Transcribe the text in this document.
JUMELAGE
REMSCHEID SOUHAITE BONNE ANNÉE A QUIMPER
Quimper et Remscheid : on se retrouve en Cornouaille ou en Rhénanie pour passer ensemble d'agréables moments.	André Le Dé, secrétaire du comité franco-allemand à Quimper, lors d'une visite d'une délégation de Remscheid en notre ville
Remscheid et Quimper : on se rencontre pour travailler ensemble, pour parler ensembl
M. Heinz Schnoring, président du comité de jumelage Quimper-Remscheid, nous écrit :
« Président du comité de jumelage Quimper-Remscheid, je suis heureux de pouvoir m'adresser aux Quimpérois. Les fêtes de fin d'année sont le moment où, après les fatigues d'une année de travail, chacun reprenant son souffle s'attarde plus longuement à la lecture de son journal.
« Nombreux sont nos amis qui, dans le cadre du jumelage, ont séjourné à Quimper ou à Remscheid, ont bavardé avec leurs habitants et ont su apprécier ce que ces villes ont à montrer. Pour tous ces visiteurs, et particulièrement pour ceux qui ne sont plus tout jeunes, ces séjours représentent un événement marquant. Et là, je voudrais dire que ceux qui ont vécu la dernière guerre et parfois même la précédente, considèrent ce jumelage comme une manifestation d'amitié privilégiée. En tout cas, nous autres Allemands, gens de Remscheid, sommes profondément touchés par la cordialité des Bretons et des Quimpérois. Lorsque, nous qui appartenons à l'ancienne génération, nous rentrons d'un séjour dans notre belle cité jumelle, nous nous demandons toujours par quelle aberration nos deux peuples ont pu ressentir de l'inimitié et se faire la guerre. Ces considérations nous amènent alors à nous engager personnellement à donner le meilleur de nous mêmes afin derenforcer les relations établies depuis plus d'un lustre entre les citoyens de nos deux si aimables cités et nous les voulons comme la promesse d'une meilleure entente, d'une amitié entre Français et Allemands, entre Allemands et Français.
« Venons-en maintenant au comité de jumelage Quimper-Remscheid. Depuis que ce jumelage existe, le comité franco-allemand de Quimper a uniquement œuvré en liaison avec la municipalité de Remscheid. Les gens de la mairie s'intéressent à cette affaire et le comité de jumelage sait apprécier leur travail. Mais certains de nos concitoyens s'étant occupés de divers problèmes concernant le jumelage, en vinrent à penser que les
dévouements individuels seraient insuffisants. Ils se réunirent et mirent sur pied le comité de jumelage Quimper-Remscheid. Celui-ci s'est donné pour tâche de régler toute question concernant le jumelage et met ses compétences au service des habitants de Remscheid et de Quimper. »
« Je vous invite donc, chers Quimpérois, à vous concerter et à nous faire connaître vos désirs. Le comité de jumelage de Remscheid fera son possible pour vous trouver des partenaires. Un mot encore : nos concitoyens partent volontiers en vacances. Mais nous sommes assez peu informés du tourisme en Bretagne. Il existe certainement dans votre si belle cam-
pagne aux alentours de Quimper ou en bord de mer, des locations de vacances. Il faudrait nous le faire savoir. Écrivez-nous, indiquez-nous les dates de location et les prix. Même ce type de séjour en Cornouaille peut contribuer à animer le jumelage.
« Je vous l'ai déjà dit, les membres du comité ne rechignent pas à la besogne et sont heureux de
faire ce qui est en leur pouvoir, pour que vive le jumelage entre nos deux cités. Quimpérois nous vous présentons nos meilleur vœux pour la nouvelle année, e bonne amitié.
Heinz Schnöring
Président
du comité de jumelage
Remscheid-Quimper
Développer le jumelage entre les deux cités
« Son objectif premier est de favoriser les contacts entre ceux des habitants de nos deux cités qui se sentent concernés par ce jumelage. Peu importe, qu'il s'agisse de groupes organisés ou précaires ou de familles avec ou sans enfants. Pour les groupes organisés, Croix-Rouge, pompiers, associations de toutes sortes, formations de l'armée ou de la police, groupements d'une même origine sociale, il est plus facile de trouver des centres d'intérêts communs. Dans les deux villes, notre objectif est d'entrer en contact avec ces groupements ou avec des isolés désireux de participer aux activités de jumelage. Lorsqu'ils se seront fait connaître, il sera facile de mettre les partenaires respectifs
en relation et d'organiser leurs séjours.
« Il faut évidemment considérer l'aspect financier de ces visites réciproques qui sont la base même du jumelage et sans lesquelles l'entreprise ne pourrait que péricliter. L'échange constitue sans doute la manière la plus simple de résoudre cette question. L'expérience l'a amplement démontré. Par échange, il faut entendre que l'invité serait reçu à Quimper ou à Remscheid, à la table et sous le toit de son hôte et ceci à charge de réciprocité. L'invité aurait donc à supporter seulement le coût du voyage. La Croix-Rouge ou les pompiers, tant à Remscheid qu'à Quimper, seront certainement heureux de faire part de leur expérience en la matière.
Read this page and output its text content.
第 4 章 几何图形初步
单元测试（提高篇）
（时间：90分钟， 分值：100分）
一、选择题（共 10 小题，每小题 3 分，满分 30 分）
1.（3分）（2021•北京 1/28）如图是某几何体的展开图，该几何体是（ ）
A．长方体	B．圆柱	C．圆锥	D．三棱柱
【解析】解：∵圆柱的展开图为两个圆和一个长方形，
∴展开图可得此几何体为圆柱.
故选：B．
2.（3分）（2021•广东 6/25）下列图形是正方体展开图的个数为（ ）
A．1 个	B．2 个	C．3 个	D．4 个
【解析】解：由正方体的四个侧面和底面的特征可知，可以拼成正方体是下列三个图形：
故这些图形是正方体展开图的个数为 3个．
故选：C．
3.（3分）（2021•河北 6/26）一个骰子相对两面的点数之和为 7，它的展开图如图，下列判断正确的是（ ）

▬▬▬▬▬▬

• _EXERCISE DIRECTIONS_
Output all of the material, please, exactly as it stands.

• _REPLY_
Transcribe the text in this document.
JUMELAGE
REMSCHEID SOUHAITE BONNE ANNÉE A QUIMPER
Quimper et Remscheid : on se retrouve en Cornouaille ou en Rhénanie pour passer ensemble d'agréables moments.	André Le Dé, secrétaire du comité franco-allemand à Quimper, lors d'une visite d'une délégation de Remscheid en notre ville
Remscheid et Quimper : on se rencontre pour travailler ensemble, pour parler ensembl
M. Heinz Schnoring, président du comité de jumelage Quimper-Remscheid, nous écrit :
« Président du comité de jumelage Quimper-Remscheid, je suis heureux de pouvoir m'adresser aux Quimpérois. Les fêtes de fin d'année sont le moment où, après les fatigues d'une année de travail, chacun reprenant son souffle s'attarde plus longuement à la lecture de son journal.
« Nombreux sont nos amis qui, dans le cadre du jumelage, ont séjourné à Quimper ou à Remscheid, ont bavardé avec leurs habitants et ont su apprécier ce que ces villes ont à montrer. Pour tous ces visiteurs, et particulièrement pour ceux qui ne sont plus tout jeunes, ces séjours représentent un événement marquant. Et là, je voudrais dire que ceux qui ont vécu la dernière guerre et parfois même la précédente, considèrent ce jumelage comme une manifestation d'amitié privilégiée. En tout cas, nous autres Allemands, gens de Remscheid, sommes profondément touchés par la cordialité des Bretons et des Quimpérois. Lorsque, nous qui appartenons à l'ancienne génération, nous rentrons d'un séjour dans notre belle cité jumelle, nous nous demandons toujours par quelle aberration nos deux peuples ont pu ressentir de l'inimitié et se faire la guerre. Ces considérations nous amènent alors à nous engager personnellement à donner le meilleur de nous mêmes afin derenforcer les relations établies depuis plus d'un lustre entre les citoyens de nos deux si aimables cités et nous les voulons comme la promesse d'une meilleure entente, d'une amitié entre Français et Allemands, entre Allemands et Français.
« Venons-en maintenant au comité de jumelage Quimper-Remscheid. Depuis que ce jumelage existe, le comité franco-allemand de Quimper a uniquement œuvré en liaison avec la municipalité de Remscheid. Les gens de la mairie s'intéressent à cette affaire et le comité de jumelage sait apprécier leur travail. Mais certains de nos concitoyens s'étant occupés de divers problèmes concernant le jumelage, en vinrent à penser que les
dévouements individuels seraient insuffisants. Ils se réunirent et mirent sur pied le comité de jumelage Quimper-Remscheid. Celui-ci s'est donné pour tâche de régler toute question concernant le jumelage et met ses compétences au service des habitants de Remscheid et de Quimper. »
« Je vous invite donc, chers Quimpérois, à vous concerter et à nous faire connaître vos désirs. Le comité de jumelage de Remscheid fera son possible pour vous trouver des partenaires. Un mot encore : nos concitoyens partent volontiers en vacances. Mais nous sommes assez peu informés du tourisme en Bretagne. Il existe certainement dans votre si belle cam-
pagne aux alentours de Quimper ou en bord de mer, des locations de vacances. Il faudrait nous le faire savoir. Écrivez-nous, indiquez-nous les dates de location et les prix. Même ce type de séjour en Cornouaille peut contribuer à animer le jumelage.
« Je vous l'ai déjà dit, les membres du comité ne rechignent pas à la besogne et sont heureux de
faire ce qui est en leur pouvoir, pour que vive le jumelage entre nos deux cités. Quimpérois nous vous présentons nos meilleur vœux pour la nouvelle année, e bonne amitié.
Heinz Schnöring
Président
du comité de jumelage
Remscheid-Quimper
Développer le jumelage entre les deux cités
« Son objectif premier est de favoriser les contacts entre ceux des habitants de nos deux cités qui se sentent concernés par ce jumelage. Peu importe, qu'il s'agisse de groupes organisés ou précaires ou de familles avec ou sans enfants. Pour les groupes organisés, Croix-Rouge, pompiers, associations de toutes sortes, formations de l'armée ou de la police, groupements d'une même origine sociale, il est plus facile de trouver des centres d'intérêts communs. Dans les deux villes, notre objectif est d'entrer en contact avec ces groupements ou avec des isolés désireux de participer aux activités de jumelage. Lorsqu'ils se seront fait connaître, il sera facile de mettre les partenaires respectifs
en relation et d'organiser leurs séjours.
« Il faut évidemment considérer l'aspect financier de ces visites réciproques qui sont la base même du jumelage et sans lesquelles l'entreprise ne pourrait que péricliter. L'échange constitue sans doute la manière la plus simple de résoudre cette question. L'expérience l'a amplement démontré. Par échange, il faut entendre que l'invité serait reçu à Quimper ou à Remscheid, à la table et sous le toit de son hôte et ceci à charge de réciprocité. L'invité aurait donc à supporter seulement le coût du voyage. La Croix-Rouge ou les pompiers, tant à Remscheid qu'à Quimper, seront certainement heureux de faire part de leur expérience en la matière.
Read this page and output its text content.
第 4 章 几何图形初步
单元测试（提高篇）
（时间：90分钟， 分值：100分）
一、选择题（共 10 小题，每小题 3 分，满分 30 分）
1.（3分）（2021•北京 1/28）如图是某几何体的展开图，该几何体是（ ）
A．长方体	B．圆柱	C．圆锥	D．三棱柱
【解析】解：∵圆柱的展开图为两个圆和一个长方形，
∴展开图可得此几何体为圆柱.
故选：B．
2.（3分）（2021•广东 6/25）下列图形是正方体展开图的个数为（ ）
A．1 个	B．2 个	C．3 个	D．4 个
【解析】解：由正方体的四个侧面和底面的特征可知，可以拼成正方体是下列三个图形：
故这些图形是正方体展开图的个数为 3个．
故选：C．
3.（3分）（2021•河北 6/26）一个骰子相对两面的点数之和为 7，它的展开图如图，下列判断正确的是（ ）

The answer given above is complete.